------ Given data
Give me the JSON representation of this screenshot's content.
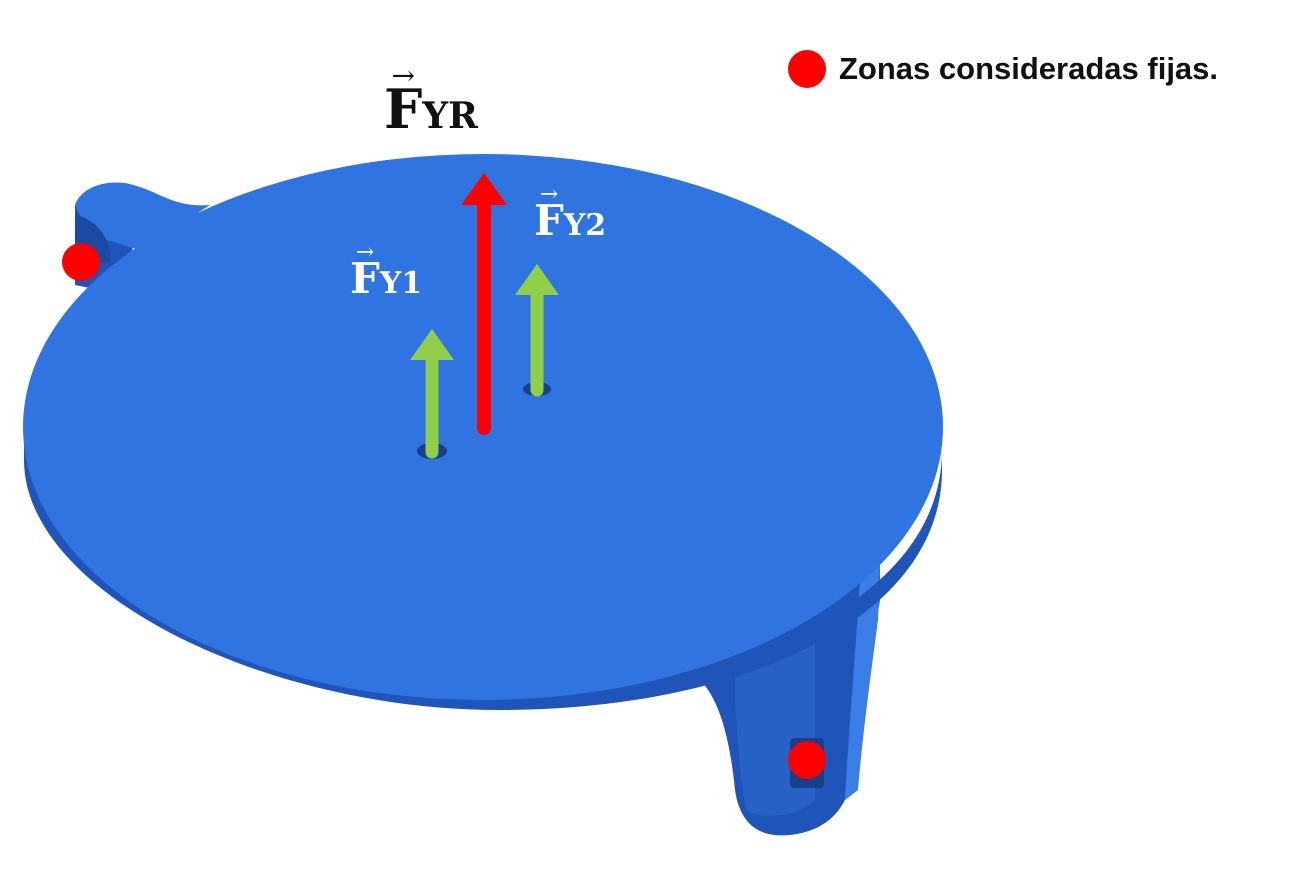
{
  "legend": {
    "label": "Zonas consideradas fijas.",
    "marker": "red-dot-icon"
  },
  "forces": {
    "resultant": {
      "main": "F",
      "sub": "YR",
      "vector_mark": "→"
    },
    "f1": {
      "main": "F",
      "sub": "Y1",
      "vector_mark": "→"
    },
    "f2": {
      "main": "F",
      "sub": "Y2",
      "vector_mark": "→"
    }
  },
  "colors": {
    "part": "#2f74e0",
    "part_dark": "#1f55b8",
    "resultant_arrow": "#ff0000",
    "component_arrow": "#8fcf4a",
    "fixed_zone": "#ff0000"
  }
}
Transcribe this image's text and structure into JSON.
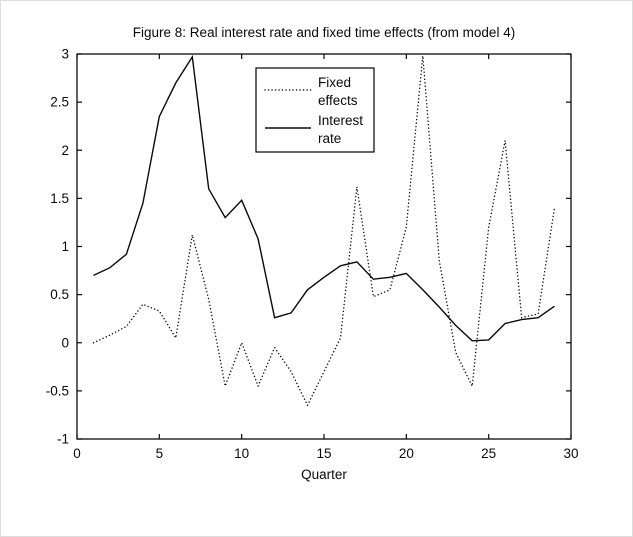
{
  "legend": {
    "entries": [
      {
        "label": "Fixed effects",
        "label_lines": [
          "Fixed",
          "effects"
        ],
        "style": "dotted"
      },
      {
        "label": "Interest rate",
        "label_lines": [
          "Interest",
          "rate"
        ],
        "style": "solid"
      }
    ],
    "position": "upper-left-inside",
    "border_color": "#000000",
    "background": "#ffffff"
  },
  "chart_data": {
    "type": "line",
    "title": "Figure 8: Real interest rate and fixed time effects (from model 4)",
    "xlabel": "Quarter",
    "ylabel": "",
    "xlim": [
      0,
      30
    ],
    "ylim": [
      -1,
      3
    ],
    "x_ticks": [
      0,
      5,
      10,
      15,
      20,
      25,
      30
    ],
    "y_ticks": [
      -1,
      -0.5,
      0,
      0.5,
      1,
      1.5,
      2,
      2.5,
      3
    ],
    "grid": false,
    "box": true,
    "line_color": "#0a0a0a",
    "background": "#ffffff",
    "x": [
      1,
      2,
      3,
      4,
      5,
      6,
      7,
      8,
      9,
      10,
      11,
      12,
      13,
      14,
      15,
      16,
      17,
      18,
      19,
      20,
      21,
      22,
      23,
      24,
      25,
      26,
      27,
      28,
      29
    ],
    "series": [
      {
        "name": "Fixed effects",
        "style": "dotted",
        "values": [
          0.0,
          0.08,
          0.17,
          0.4,
          0.33,
          0.05,
          1.12,
          0.45,
          -0.45,
          0.0,
          -0.45,
          -0.05,
          -0.3,
          -0.65,
          -0.3,
          0.05,
          1.62,
          0.48,
          0.55,
          1.2,
          2.98,
          0.85,
          -0.1,
          -0.45,
          1.2,
          2.1,
          0.26,
          0.3,
          1.4
        ]
      },
      {
        "name": "Interest rate",
        "style": "solid",
        "values": [
          0.7,
          0.78,
          0.92,
          1.45,
          2.35,
          2.7,
          2.97,
          1.6,
          1.3,
          1.48,
          1.08,
          0.26,
          0.31,
          0.55,
          0.68,
          0.8,
          0.84,
          0.66,
          0.68,
          0.72,
          0.55,
          0.37,
          0.18,
          0.02,
          0.03,
          0.2,
          0.24,
          0.26,
          0.38
        ]
      }
    ]
  }
}
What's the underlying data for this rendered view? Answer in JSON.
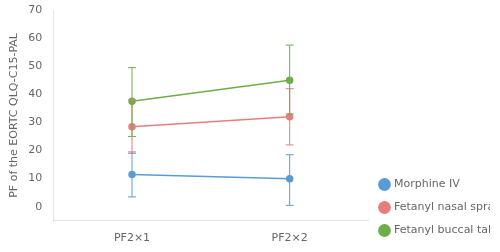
{
  "chart_data": {
    "type": "line",
    "categories": [
      "PF2×1",
      "PF2×2"
    ],
    "series": [
      {
        "name": "Morphine IV",
        "color": "#5b9bd5",
        "values": [
          11.5,
          10.0
        ],
        "ci_low": [
          3.5,
          0.5
        ],
        "ci_high": [
          19.5,
          18.5
        ]
      },
      {
        "name": "Fetanyl nasal spray",
        "color": "#e87d7d",
        "values": [
          28.5,
          32.0
        ],
        "ci_low": [
          19.0,
          22.0
        ],
        "ci_high": [
          38.0,
          42.0
        ]
      },
      {
        "name": "Fetanyl buccal tablets",
        "color": "#70ad47",
        "values": [
          37.5,
          45.0
        ],
        "ci_low": [
          25.0,
          33.0
        ],
        "ci_high": [
          49.5,
          57.5
        ]
      }
    ],
    "ylabel": "PF of the EORTC QLQ-C15-PAL",
    "ylim": [
      -5,
      70
    ],
    "yticks": [
      0,
      10,
      20,
      30,
      40,
      50,
      60,
      70
    ],
    "grid": false,
    "legend": "lower right",
    "marker": "circle",
    "line_style": "solid"
  }
}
------------
What you have to do - Copy all lines from the listing that contain "rate".

Exercise solution -
        "label": "Interest rate",
          "rate"
    "title": "Figure 8: Real interest rate and fixed time effects (from model 4)",
        "name": "Interest rate",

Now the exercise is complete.